:: GOAL OF THE EXERCISE ::
Copy each line in which the string "footer" occurs.

## BEGIN

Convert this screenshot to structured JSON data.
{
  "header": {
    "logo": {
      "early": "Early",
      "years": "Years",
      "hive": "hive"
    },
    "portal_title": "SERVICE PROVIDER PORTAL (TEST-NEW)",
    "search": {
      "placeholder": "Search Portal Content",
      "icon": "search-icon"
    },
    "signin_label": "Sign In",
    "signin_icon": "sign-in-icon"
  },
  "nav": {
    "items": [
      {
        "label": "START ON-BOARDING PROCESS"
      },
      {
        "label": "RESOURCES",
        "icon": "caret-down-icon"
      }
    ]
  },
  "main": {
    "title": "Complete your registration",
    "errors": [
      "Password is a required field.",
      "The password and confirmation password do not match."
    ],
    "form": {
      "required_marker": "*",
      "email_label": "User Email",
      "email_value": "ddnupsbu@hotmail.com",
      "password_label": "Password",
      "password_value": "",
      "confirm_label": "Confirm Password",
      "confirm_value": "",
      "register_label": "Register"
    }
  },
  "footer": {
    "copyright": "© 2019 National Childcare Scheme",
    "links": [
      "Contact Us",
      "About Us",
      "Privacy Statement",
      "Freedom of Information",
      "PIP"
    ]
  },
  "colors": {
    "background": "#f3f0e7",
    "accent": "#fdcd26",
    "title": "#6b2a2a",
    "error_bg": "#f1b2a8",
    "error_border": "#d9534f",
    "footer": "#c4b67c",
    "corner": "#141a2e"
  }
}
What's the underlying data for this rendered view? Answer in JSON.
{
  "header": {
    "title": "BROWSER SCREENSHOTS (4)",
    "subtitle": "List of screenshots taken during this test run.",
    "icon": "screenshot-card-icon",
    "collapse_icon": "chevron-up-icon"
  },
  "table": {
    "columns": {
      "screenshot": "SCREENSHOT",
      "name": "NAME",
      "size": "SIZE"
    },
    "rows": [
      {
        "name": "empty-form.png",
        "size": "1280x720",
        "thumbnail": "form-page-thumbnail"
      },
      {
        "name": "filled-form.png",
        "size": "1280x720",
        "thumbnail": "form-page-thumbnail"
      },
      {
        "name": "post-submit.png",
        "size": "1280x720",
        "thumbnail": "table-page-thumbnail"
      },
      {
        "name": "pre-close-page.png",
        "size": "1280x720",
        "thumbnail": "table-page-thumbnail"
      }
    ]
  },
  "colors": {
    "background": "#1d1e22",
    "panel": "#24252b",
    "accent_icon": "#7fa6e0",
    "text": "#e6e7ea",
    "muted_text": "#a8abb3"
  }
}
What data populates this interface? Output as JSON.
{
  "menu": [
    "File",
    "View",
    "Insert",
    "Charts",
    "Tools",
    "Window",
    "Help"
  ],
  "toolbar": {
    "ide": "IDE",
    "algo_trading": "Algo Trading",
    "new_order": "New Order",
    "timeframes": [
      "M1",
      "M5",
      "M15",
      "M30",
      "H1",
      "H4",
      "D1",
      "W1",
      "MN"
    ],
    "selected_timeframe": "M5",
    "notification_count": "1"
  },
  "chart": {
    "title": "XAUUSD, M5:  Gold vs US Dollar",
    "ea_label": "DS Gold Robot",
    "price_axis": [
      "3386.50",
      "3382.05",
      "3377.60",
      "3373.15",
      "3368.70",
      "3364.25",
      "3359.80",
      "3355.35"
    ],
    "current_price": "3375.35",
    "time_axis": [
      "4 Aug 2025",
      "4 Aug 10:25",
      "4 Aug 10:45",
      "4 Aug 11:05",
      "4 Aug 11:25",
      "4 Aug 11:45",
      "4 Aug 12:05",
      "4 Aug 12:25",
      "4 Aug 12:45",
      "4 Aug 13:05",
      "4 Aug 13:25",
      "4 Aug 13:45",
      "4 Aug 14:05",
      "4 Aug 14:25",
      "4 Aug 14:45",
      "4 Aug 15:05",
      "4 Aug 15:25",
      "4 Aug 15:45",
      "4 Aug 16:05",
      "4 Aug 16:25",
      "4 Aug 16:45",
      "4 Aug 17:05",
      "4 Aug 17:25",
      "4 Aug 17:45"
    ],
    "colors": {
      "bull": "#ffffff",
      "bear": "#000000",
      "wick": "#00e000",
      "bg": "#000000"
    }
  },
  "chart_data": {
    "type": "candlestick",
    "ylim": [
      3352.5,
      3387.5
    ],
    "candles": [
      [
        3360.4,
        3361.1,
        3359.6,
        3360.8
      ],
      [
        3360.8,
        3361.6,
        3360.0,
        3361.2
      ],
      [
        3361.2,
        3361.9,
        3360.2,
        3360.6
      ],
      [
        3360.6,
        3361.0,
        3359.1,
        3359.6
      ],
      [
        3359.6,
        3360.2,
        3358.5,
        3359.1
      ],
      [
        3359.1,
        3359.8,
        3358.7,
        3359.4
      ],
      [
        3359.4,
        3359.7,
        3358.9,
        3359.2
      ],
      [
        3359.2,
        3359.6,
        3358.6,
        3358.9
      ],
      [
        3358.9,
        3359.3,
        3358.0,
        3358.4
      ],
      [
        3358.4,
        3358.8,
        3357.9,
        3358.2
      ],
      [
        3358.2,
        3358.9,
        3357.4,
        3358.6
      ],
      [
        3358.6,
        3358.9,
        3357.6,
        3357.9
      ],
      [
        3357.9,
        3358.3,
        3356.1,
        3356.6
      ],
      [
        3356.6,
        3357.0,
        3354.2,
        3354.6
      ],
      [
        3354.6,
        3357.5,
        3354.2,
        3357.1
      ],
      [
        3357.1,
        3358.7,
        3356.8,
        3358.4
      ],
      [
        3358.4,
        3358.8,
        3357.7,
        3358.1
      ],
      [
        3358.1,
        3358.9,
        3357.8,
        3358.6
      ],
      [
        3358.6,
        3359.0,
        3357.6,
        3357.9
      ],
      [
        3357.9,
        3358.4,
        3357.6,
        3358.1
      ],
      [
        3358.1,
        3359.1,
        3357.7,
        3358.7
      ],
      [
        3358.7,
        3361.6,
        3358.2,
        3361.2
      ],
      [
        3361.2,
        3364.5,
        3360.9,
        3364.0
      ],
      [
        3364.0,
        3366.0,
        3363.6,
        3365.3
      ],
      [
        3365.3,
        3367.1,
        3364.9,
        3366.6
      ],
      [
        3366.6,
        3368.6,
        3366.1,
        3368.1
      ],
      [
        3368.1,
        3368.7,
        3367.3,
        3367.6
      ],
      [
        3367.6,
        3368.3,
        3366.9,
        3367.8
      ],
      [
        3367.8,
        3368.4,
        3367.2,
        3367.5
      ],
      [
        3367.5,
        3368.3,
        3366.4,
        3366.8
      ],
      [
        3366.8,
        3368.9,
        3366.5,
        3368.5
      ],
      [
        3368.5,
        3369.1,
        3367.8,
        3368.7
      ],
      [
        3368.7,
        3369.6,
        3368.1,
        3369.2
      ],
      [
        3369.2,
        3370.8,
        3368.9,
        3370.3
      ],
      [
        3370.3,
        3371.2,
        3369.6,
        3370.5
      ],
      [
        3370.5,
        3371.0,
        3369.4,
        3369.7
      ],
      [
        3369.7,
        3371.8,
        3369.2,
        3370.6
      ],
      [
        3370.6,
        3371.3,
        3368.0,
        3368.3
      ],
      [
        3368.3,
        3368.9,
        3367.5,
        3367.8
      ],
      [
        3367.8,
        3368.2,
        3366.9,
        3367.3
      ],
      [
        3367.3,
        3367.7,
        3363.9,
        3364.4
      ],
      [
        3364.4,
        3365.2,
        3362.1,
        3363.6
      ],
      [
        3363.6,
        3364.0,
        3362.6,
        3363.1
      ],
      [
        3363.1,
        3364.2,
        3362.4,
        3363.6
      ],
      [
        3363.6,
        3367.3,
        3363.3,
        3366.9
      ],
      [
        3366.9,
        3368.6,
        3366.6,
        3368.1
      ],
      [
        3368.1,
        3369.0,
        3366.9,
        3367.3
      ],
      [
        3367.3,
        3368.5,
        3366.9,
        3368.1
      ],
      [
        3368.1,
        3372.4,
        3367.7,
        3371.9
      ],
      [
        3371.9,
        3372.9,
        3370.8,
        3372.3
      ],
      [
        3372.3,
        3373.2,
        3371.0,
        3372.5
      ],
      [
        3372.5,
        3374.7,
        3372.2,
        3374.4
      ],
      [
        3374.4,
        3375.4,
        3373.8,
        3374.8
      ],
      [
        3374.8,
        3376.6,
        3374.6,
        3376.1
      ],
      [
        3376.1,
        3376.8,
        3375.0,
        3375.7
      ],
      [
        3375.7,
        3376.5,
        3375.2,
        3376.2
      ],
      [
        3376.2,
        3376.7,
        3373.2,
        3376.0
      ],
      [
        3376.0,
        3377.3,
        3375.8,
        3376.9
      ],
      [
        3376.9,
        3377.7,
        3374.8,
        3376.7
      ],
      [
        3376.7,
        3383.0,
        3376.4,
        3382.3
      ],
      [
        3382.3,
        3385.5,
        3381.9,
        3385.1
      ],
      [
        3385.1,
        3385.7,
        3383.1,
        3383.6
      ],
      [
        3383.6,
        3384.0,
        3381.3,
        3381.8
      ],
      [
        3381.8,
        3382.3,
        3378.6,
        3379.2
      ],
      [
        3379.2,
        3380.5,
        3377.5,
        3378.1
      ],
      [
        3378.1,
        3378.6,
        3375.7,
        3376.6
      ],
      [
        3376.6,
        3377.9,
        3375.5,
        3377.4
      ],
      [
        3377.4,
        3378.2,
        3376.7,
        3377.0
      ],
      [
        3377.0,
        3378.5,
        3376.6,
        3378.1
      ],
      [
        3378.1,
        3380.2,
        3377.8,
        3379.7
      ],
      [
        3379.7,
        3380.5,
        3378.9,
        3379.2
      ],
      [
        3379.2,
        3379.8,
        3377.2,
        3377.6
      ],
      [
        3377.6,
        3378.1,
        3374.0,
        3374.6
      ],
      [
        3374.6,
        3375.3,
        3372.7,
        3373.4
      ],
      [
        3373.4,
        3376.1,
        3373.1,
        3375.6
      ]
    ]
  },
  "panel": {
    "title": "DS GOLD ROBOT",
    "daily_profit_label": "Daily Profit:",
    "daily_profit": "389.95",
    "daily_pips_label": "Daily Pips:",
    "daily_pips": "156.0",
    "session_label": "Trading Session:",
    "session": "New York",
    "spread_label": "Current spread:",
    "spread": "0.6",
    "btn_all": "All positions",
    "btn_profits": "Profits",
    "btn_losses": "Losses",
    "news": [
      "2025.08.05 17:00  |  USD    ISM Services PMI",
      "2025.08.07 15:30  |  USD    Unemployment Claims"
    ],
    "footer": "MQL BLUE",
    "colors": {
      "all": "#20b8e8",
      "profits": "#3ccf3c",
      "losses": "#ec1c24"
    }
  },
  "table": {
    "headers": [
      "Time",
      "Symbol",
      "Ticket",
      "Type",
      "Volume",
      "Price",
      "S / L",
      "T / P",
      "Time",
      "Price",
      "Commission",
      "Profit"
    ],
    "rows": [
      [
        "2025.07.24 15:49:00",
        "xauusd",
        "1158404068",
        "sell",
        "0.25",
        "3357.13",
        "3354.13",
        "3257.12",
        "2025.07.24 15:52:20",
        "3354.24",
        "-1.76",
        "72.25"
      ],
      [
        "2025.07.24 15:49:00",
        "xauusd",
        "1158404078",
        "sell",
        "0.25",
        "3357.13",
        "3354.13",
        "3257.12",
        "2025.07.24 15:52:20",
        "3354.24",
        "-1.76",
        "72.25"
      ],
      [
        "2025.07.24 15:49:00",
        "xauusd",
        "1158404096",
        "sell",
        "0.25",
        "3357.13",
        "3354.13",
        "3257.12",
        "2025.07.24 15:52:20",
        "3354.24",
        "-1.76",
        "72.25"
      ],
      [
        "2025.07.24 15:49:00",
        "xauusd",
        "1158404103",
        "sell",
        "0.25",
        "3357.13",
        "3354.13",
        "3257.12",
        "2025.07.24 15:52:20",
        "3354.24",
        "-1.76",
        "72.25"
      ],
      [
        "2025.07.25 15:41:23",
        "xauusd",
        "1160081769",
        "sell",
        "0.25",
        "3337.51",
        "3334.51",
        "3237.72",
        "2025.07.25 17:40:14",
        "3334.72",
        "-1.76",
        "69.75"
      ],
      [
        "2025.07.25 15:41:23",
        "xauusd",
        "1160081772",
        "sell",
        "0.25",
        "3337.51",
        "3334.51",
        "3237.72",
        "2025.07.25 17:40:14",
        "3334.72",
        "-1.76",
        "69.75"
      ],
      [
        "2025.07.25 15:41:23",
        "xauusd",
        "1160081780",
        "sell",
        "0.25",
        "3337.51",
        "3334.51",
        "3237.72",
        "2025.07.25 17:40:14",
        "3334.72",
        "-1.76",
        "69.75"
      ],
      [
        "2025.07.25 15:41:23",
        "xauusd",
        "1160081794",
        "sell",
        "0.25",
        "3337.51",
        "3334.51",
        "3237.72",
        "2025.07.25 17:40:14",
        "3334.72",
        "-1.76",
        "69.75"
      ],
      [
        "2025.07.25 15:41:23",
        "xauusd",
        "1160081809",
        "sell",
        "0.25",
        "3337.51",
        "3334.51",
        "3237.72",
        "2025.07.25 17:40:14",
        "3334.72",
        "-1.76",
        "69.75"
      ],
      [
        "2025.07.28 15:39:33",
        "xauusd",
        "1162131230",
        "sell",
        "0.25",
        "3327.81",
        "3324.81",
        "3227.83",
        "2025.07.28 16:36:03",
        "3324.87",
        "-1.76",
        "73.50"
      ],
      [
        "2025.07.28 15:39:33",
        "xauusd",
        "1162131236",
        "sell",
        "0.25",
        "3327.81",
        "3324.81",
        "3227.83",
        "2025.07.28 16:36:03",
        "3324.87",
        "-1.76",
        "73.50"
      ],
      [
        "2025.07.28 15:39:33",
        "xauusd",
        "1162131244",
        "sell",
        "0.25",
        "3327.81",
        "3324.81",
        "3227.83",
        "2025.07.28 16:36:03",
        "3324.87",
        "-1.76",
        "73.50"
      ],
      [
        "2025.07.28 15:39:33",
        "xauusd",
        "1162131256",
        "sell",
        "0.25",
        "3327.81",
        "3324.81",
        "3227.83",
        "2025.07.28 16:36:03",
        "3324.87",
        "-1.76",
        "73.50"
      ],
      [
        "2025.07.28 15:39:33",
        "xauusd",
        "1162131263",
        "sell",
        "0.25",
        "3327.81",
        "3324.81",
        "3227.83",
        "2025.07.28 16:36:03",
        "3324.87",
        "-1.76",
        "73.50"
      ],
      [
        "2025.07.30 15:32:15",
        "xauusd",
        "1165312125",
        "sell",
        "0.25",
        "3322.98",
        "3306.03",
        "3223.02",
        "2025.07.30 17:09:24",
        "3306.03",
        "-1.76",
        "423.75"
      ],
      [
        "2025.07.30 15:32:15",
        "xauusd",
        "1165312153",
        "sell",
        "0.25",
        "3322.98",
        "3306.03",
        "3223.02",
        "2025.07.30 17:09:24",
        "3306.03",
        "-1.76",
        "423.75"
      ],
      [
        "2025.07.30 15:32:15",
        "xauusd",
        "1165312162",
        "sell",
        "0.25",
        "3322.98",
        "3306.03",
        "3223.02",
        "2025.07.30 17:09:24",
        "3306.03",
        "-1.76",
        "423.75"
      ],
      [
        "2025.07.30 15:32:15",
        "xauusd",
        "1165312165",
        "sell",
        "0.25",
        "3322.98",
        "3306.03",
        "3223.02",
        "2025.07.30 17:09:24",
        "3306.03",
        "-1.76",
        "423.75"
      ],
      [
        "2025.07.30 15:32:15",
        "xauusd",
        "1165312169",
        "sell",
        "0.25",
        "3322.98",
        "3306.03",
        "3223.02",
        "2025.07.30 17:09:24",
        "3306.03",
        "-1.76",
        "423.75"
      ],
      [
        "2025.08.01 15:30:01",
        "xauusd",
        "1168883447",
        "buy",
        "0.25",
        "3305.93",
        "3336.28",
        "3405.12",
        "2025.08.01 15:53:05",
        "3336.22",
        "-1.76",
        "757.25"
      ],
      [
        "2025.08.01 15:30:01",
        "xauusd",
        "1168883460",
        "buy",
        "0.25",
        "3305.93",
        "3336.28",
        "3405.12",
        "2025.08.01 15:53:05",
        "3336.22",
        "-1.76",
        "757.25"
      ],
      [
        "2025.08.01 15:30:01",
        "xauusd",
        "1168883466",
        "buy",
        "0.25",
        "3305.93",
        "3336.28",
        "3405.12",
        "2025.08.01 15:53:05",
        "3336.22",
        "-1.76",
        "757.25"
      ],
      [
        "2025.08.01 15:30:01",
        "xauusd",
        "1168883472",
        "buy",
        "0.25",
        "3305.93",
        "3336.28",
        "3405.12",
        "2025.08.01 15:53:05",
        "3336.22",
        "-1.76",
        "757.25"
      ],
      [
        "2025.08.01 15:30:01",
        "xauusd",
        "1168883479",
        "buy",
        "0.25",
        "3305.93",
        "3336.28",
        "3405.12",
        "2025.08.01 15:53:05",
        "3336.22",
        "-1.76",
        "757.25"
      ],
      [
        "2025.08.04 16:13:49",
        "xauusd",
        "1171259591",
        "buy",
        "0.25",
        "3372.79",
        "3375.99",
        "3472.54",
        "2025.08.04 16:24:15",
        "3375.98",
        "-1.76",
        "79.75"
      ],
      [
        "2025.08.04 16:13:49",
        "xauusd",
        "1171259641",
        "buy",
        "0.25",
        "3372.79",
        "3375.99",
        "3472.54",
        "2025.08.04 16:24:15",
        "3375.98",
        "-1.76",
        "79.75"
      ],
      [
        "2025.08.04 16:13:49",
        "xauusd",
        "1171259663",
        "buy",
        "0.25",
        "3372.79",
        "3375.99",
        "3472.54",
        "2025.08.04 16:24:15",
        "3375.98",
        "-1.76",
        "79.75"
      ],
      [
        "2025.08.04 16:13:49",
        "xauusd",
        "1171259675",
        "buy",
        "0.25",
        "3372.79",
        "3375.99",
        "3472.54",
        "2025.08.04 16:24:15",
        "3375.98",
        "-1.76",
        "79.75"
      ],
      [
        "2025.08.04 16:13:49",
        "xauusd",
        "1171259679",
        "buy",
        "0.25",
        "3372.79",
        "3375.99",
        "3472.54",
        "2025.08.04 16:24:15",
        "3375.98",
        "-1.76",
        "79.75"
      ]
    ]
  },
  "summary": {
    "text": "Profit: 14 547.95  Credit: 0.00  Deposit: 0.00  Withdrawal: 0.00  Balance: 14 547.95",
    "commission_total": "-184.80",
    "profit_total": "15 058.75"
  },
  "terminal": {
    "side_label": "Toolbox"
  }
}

## END

:: OUTPUT OF THE EXERCISE ::
  "footer": {
    "footer": "#c4b67c",
    "footer": "MQL BLUE",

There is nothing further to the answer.